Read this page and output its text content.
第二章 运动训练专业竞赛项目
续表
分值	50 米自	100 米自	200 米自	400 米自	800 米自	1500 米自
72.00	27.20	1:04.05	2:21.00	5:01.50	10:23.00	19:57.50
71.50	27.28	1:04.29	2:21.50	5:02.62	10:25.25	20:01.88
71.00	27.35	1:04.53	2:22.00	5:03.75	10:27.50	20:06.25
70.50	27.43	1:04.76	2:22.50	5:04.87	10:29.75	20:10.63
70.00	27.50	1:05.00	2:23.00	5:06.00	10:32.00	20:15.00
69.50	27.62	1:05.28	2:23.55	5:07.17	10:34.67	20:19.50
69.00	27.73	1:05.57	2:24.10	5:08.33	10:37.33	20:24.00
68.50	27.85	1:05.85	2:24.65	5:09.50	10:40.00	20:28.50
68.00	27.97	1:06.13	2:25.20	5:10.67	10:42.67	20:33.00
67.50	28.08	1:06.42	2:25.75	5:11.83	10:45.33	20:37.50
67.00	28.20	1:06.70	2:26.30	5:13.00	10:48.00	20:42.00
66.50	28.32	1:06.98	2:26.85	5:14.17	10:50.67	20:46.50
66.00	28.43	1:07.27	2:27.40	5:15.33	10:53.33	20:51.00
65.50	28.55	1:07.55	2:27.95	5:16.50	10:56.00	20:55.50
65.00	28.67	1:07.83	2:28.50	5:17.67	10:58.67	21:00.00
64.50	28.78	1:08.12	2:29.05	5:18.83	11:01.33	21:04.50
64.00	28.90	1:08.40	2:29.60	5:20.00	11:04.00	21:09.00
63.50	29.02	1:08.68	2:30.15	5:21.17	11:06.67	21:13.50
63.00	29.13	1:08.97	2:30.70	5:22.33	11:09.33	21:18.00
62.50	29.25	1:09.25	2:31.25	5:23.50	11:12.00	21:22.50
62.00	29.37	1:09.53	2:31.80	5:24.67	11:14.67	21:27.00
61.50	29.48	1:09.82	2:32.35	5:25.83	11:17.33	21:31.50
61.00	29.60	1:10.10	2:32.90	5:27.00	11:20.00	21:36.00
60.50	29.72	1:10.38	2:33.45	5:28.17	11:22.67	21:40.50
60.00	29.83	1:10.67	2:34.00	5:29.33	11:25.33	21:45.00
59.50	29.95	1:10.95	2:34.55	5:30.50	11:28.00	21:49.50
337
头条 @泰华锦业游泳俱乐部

================================

▸ **What is needed**
Reproduce the material verbatim, line by line.

▸ **Answer in full**
Read this page and output its text content.
第二章 运动训练专业竞赛项目
续表
分值	50 米自	100 米自	200 米自	400 米自	800 米自	1500 米自
72.00	27.20	1:04.05	2:21.00	5:01.50	10:23.00	19:57.50
71.50	27.28	1:04.29	2:21.50	5:02.62	10:25.25	20:01.88
71.00	27.35	1:04.53	2:22.00	5:03.75	10:27.50	20:06.25
70.50	27.43	1:04.76	2:22.50	5:04.87	10:29.75	20:10.63
70.00	27.50	1:05.00	2:23.00	5:06.00	10:32.00	20:15.00
69.50	27.62	1:05.28	2:23.55	5:07.17	10:34.67	20:19.50
69.00	27.73	1:05.57	2:24.10	5:08.33	10:37.33	20:24.00
68.50	27.85	1:05.85	2:24.65	5:09.50	10:40.00	20:28.50
68.00	27.97	1:06.13	2:25.20	5:10.67	10:42.67	20:33.00
67.50	28.08	1:06.42	2:25.75	5:11.83	10:45.33	20:37.50
67.00	28.20	1:06.70	2:26.30	5:13.00	10:48.00	20:42.00
66.50	28.32	1:06.98	2:26.85	5:14.17	10:50.67	20:46.50
66.00	28.43	1:07.27	2:27.40	5:15.33	10:53.33	20:51.00
65.50	28.55	1:07.55	2:27.95	5:16.50	10:56.00	20:55.50
65.00	28.67	1:07.83	2:28.50	5:17.67	10:58.67	21:00.00
64.50	28.78	1:08.12	2:29.05	5:18.83	11:01.33	21:04.50
64.00	28.90	1:08.40	2:29.60	5:20.00	11:04.00	21:09.00
63.50	29.02	1:08.68	2:30.15	5:21.17	11:06.67	21:13.50
63.00	29.13	1:08.97	2:30.70	5:22.33	11:09.33	21:18.00
62.50	29.25	1:09.25	2:31.25	5:23.50	11:12.00	21:22.50
62.00	29.37	1:09.53	2:31.80	5:24.67	11:14.67	21:27.00
61.50	29.48	1:09.82	2:32.35	5:25.83	11:17.33	21:31.50
61.00	29.60	1:10.10	2:32.90	5:27.00	11:20.00	21:36.00
60.50	29.72	1:10.38	2:33.45	5:28.17	11:22.67	21:40.50
60.00	29.83	1:10.67	2:34.00	5:29.33	11:25.33	21:45.00
59.50	29.95	1:10.95	2:34.55	5:30.50	11:28.00	21:49.50
337
头条 @泰华锦业游泳俱乐部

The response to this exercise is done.